### Do this
Give back all the data exactly, line by line.

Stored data
#####

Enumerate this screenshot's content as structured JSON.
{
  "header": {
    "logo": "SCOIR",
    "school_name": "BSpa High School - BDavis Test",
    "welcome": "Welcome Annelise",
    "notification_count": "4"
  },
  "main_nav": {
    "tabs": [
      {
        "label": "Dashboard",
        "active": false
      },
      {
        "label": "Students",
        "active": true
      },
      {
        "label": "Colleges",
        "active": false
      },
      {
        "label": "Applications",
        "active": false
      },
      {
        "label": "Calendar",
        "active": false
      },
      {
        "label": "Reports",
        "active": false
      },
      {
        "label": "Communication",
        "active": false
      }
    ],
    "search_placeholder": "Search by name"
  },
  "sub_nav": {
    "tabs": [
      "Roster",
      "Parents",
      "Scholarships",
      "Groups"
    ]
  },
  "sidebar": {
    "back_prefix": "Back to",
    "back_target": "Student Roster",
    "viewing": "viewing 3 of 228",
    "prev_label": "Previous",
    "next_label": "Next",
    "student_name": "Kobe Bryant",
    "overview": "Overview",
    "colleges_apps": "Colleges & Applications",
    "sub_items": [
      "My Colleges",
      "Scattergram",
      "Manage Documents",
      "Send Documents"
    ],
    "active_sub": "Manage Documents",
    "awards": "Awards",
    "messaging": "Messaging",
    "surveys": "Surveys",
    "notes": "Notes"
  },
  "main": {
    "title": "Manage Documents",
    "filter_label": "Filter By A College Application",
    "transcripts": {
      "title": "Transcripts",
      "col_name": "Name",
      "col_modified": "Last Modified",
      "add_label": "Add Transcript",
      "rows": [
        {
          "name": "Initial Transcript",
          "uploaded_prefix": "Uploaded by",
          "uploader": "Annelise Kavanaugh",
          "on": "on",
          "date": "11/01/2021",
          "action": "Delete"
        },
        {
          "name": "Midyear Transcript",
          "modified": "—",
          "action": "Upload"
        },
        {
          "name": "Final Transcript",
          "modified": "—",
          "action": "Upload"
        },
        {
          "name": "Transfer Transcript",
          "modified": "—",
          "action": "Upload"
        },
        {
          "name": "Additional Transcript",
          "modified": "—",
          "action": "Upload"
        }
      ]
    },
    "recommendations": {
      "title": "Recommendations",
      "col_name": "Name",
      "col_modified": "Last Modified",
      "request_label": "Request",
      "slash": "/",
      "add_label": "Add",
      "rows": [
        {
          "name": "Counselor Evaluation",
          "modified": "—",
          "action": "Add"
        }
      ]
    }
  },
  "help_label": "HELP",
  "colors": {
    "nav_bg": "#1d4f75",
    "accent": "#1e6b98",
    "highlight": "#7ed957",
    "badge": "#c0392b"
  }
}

#####

### Written response
Enumerate this screenshot's content as structured JSON.
{
  "header": {
    "logo": "SCOIR",
    "school_name": "BSpa High School - BDavis Test",
    "welcome": "Welcome Annelise",
    "notification_count": "4"
  },
  "main_nav": {
    "tabs": [
      {
        "label": "Dashboard",
        "active": false
      },
      {
        "label": "Students",
        "active": true
      },
      {
        "label": "Colleges",
        "active": false
      },
      {
        "label": "Applications",
        "active": false
      },
      {
        "label": "Calendar",
        "active": false
      },
      {
        "label": "Reports",
        "active": false
      },
      {
        "label": "Communication",
        "active": false
      }
    ],
    "search_placeholder": "Search by name"
  },
  "sub_nav": {
    "tabs": [
      "Roster",
      "Parents",
      "Scholarships",
      "Groups"
    ]
  },
  "sidebar": {
    "back_prefix": "Back to",
    "back_target": "Student Roster",
    "viewing": "viewing 3 of 228",
    "prev_label": "Previous",
    "next_label": "Next",
    "student_name": "Kobe Bryant",
    "overview": "Overview",
    "colleges_apps": "Colleges & Applications",
    "sub_items": [
      "My Colleges",
      "Scattergram",
      "Manage Documents",
      "Send Documents"
    ],
    "active_sub": "Manage Documents",
    "awards": "Awards",
    "messaging": "Messaging",
    "surveys": "Surveys",
    "notes": "Notes"
  },
  "main": {
    "title": "Manage Documents",
    "filter_label": "Filter By A College Application",
    "transcripts": {
      "title": "Transcripts",
      "col_name": "Name",
      "col_modified": "Last Modified",
      "add_label": "Add Transcript",
      "rows": [
        {
          "name": "Initial Transcript",
          "uploaded_prefix": "Uploaded by",
          "uploader": "Annelise Kavanaugh",
          "on": "on",
          "date": "11/01/2021",
          "action": "Delete"
        },
        {
          "name": "Midyear Transcript",
          "modified": "—",
          "action": "Upload"
        },
        {
          "name": "Final Transcript",
          "modified": "—",
          "action": "Upload"
        },
        {
          "name": "Transfer Transcript",
          "modified": "—",
          "action": "Upload"
        },
        {
          "name": "Additional Transcript",
          "modified": "—",
          "action": "Upload"
        }
      ]
    },
    "recommendations": {
      "title": "Recommendations",
      "col_name": "Name",
      "col_modified": "Last Modified",
      "request_label": "Request",
      "slash": "/",
      "add_label": "Add",
      "rows": [
        {
          "name": "Counselor Evaluation",
          "modified": "—",
          "action": "Add"
        }
      ]
    }
  },
  "help_label": "HELP",
  "colors": {
    "nav_bg": "#1d4f75",
    "accent": "#1e6b98",
    "highlight": "#7ed957",
    "badge": "#c0392b"
  }
}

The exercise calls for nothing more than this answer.